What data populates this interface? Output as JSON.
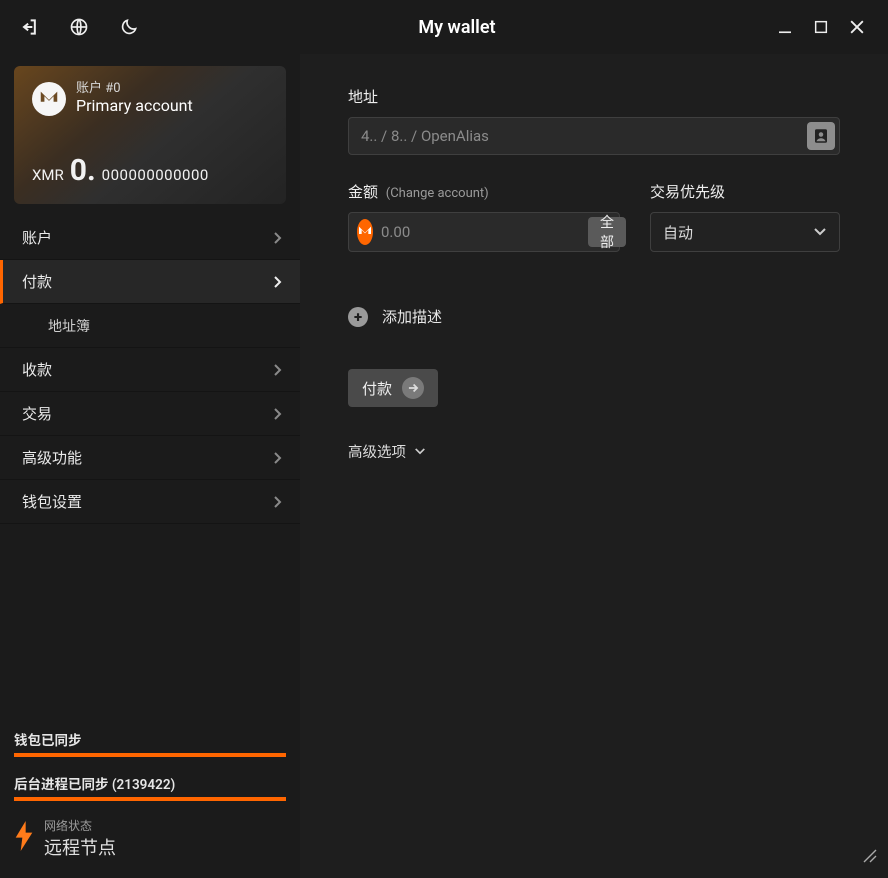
{
  "window": {
    "title": "My wallet"
  },
  "colors": {
    "accent": "#ff6600"
  },
  "account": {
    "number_label": "账户 #0",
    "name": "Primary account",
    "currency": "XMR",
    "balance_int": "0.",
    "balance_dec": "000000000000"
  },
  "sidebar": {
    "items": {
      "accounts": "账户",
      "send": "付款",
      "address_book": "地址簿",
      "receive": "收款",
      "transactions": "交易",
      "advanced": "高级功能",
      "settings": "钱包设置"
    }
  },
  "status": {
    "wallet_sync": "钱包已同步",
    "daemon_sync": "后台进程已同步 (2139422)",
    "net_label": "网络状态",
    "net_value": "远程节点"
  },
  "send": {
    "address_label": "地址",
    "address_placeholder": "4.. / 8.. / OpenAlias",
    "amount_label": "金额",
    "amount_hint": "(Change account)",
    "amount_placeholder": "0.00",
    "all_button": "全部",
    "priority_label": "交易优先级",
    "priority_value": "自动",
    "add_desc": "添加描述",
    "pay_button": "付款",
    "advanced": "高级选项"
  }
}
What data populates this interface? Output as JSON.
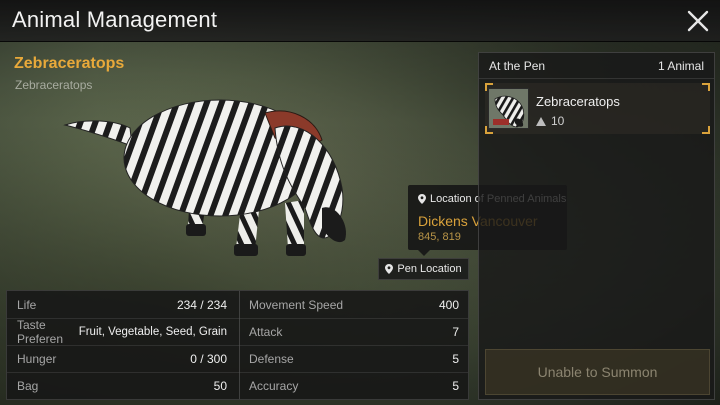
{
  "window": {
    "title": "Animal Management"
  },
  "animal": {
    "name": "Zebraceratops",
    "species": "Zebraceratops"
  },
  "tooltip": {
    "heading": "Location of Penned Animals",
    "location": "Dickens Vancouver",
    "coordinates": "845, 819"
  },
  "pen_location_button": "Pen Location",
  "stats": {
    "left": [
      {
        "label": "Life",
        "value": "234 / 234"
      },
      {
        "label": "Taste Preferen",
        "value": "Fruit, Vegetable, Seed, Grain"
      },
      {
        "label": "Hunger",
        "value": "0 / 300"
      },
      {
        "label": "Bag",
        "value": "50"
      }
    ],
    "right": [
      {
        "label": "Movement Speed",
        "value": "400"
      },
      {
        "label": "Attack",
        "value": "7"
      },
      {
        "label": "Defense",
        "value": "5"
      },
      {
        "label": "Accuracy",
        "value": "5"
      }
    ]
  },
  "pen": {
    "title": "At the Pen",
    "count": "1 Animal",
    "items": [
      {
        "name": "Zebraceratops",
        "level": "10"
      }
    ],
    "summon_label": "Unable to Summon"
  },
  "colors": {
    "accent": "#e8a93a",
    "location": "#d9a23b"
  },
  "icons": {
    "close": "close-icon",
    "location": "location-pin-icon",
    "level": "level-triangle-icon"
  }
}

TASK DETAILS —
Reproduce the records, all of them, word for word; omit the pictures.

WRITTEN REPLY —
What data populates this interface? Output as JSON.
{
  "window": {
    "title": "My wallet"
  },
  "colors": {
    "accent": "#ff6600"
  },
  "account": {
    "number_label": "账户 #0",
    "name": "Primary account",
    "currency": "XMR",
    "balance_int": "0.",
    "balance_dec": "000000000000"
  },
  "sidebar": {
    "items": {
      "accounts": "账户",
      "send": "付款",
      "address_book": "地址簿",
      "receive": "收款",
      "transactions": "交易",
      "advanced": "高级功能",
      "settings": "钱包设置"
    }
  },
  "status": {
    "wallet_sync": "钱包已同步",
    "daemon_sync": "后台进程已同步 (2139422)",
    "net_label": "网络状态",
    "net_value": "远程节点"
  },
  "send": {
    "address_label": "地址",
    "address_placeholder": "4.. / 8.. / OpenAlias",
    "amount_label": "金额",
    "amount_hint": "(Change account)",
    "amount_placeholder": "0.00",
    "all_button": "全部",
    "priority_label": "交易优先级",
    "priority_value": "自动",
    "add_desc": "添加描述",
    "pay_button": "付款",
    "advanced": "高级选项"
  }
}
What data populates this interface? Output as JSON.
{
  "window": {
    "title": "Animal Management"
  },
  "animal": {
    "name": "Zebraceratops",
    "species": "Zebraceratops"
  },
  "tooltip": {
    "heading": "Location of Penned Animals",
    "location": "Dickens Vancouver",
    "coordinates": "845, 819"
  },
  "pen_location_button": "Pen Location",
  "stats": {
    "left": [
      {
        "label": "Life",
        "value": "234 / 234"
      },
      {
        "label": "Taste Preferen",
        "value": "Fruit, Vegetable, Seed, Grain"
      },
      {
        "label": "Hunger",
        "value": "0 / 300"
      },
      {
        "label": "Bag",
        "value": "50"
      }
    ],
    "right": [
      {
        "label": "Movement Speed",
        "value": "400"
      },
      {
        "label": "Attack",
        "value": "7"
      },
      {
        "label": "Defense",
        "value": "5"
      },
      {
        "label": "Accuracy",
        "value": "5"
      }
    ]
  },
  "pen": {
    "title": "At the Pen",
    "count": "1 Animal",
    "items": [
      {
        "name": "Zebraceratops",
        "level": "10"
      }
    ],
    "summon_label": "Unable to Summon"
  },
  "colors": {
    "accent": "#e8a93a",
    "location": "#d9a23b"
  },
  "icons": {
    "close": "close-icon",
    "location": "location-pin-icon",
    "level": "level-triangle-icon"
  }
}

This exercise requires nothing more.